DATA SHOWN:
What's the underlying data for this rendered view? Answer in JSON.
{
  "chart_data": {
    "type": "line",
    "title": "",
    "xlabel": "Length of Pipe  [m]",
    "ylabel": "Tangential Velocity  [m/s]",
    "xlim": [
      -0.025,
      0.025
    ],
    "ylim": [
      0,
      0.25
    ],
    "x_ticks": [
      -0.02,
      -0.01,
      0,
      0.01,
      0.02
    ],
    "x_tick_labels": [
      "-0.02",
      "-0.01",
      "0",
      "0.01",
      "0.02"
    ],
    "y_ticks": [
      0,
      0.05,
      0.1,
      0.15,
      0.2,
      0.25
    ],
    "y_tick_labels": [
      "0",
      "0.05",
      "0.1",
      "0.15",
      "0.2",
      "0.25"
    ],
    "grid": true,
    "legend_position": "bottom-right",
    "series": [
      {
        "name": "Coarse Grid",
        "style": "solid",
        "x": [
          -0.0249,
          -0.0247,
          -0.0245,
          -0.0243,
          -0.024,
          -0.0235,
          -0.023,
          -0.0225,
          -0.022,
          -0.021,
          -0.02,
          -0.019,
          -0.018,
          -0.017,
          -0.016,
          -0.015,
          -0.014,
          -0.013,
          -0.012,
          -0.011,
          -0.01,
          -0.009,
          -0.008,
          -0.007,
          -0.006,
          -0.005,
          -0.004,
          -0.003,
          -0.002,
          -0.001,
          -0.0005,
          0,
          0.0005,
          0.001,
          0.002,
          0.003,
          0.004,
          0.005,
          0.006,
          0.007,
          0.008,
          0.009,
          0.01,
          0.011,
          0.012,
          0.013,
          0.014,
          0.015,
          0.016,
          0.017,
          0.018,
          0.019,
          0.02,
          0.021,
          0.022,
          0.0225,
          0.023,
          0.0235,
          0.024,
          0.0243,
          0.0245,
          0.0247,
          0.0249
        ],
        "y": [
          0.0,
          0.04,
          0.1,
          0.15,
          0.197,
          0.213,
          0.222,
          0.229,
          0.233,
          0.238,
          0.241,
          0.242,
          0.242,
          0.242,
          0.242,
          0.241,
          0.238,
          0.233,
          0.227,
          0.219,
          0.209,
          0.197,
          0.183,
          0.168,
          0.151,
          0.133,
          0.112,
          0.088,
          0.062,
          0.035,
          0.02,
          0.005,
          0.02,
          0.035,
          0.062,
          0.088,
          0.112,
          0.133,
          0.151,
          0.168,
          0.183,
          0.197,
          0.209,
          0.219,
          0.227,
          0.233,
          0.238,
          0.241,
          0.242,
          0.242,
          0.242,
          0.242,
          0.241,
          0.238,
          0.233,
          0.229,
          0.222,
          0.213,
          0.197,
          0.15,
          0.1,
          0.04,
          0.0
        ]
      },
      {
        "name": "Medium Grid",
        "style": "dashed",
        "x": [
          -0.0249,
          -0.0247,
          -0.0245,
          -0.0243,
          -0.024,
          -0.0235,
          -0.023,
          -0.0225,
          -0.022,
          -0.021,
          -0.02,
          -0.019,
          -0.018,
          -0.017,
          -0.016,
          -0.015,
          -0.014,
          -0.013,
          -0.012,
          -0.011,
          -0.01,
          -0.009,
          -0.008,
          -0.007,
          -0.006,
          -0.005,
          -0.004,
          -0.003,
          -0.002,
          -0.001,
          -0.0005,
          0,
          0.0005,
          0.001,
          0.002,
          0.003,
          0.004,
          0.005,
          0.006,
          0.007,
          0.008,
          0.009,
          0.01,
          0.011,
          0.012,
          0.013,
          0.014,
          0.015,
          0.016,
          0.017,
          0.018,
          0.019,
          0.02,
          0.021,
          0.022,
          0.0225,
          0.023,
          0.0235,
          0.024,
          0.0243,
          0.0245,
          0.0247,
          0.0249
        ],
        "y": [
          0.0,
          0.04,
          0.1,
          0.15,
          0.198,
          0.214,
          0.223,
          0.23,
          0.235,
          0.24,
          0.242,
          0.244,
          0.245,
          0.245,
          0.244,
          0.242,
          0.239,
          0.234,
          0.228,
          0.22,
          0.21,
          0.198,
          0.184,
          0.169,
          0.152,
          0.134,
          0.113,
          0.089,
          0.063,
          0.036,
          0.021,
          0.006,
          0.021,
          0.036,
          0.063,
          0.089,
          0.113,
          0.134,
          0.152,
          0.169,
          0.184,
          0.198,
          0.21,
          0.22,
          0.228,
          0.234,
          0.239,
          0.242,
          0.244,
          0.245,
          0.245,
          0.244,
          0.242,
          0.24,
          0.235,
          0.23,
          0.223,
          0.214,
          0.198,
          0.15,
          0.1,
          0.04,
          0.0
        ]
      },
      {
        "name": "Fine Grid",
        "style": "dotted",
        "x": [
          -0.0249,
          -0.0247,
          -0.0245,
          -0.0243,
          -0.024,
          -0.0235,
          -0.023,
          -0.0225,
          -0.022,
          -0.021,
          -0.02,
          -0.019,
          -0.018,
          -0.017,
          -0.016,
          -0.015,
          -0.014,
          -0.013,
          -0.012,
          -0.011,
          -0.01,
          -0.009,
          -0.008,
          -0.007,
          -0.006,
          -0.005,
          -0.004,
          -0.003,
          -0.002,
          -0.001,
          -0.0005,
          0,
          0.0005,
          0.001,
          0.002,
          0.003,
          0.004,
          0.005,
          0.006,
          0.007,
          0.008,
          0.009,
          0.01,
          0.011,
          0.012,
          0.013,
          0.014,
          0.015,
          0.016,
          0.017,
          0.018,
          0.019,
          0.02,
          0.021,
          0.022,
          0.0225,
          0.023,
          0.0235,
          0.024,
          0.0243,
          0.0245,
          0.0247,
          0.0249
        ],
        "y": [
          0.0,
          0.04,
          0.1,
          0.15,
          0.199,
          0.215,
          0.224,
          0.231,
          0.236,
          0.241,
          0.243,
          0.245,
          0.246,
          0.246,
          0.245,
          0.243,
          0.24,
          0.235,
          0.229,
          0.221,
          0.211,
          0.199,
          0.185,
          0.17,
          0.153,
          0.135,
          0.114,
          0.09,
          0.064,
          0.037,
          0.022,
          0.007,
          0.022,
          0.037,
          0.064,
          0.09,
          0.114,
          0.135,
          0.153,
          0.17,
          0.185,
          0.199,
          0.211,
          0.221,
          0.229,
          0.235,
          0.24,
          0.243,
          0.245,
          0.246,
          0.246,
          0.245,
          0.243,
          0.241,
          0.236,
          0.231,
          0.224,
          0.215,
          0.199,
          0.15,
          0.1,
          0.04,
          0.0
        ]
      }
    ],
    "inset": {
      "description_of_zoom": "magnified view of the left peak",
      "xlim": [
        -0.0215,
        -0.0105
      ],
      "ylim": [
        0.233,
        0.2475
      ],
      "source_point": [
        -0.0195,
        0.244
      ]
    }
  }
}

WHAT TO DO:
Lines in the records that hold the word "style" are to be counted; give only the total.

FINAL RESULT:
3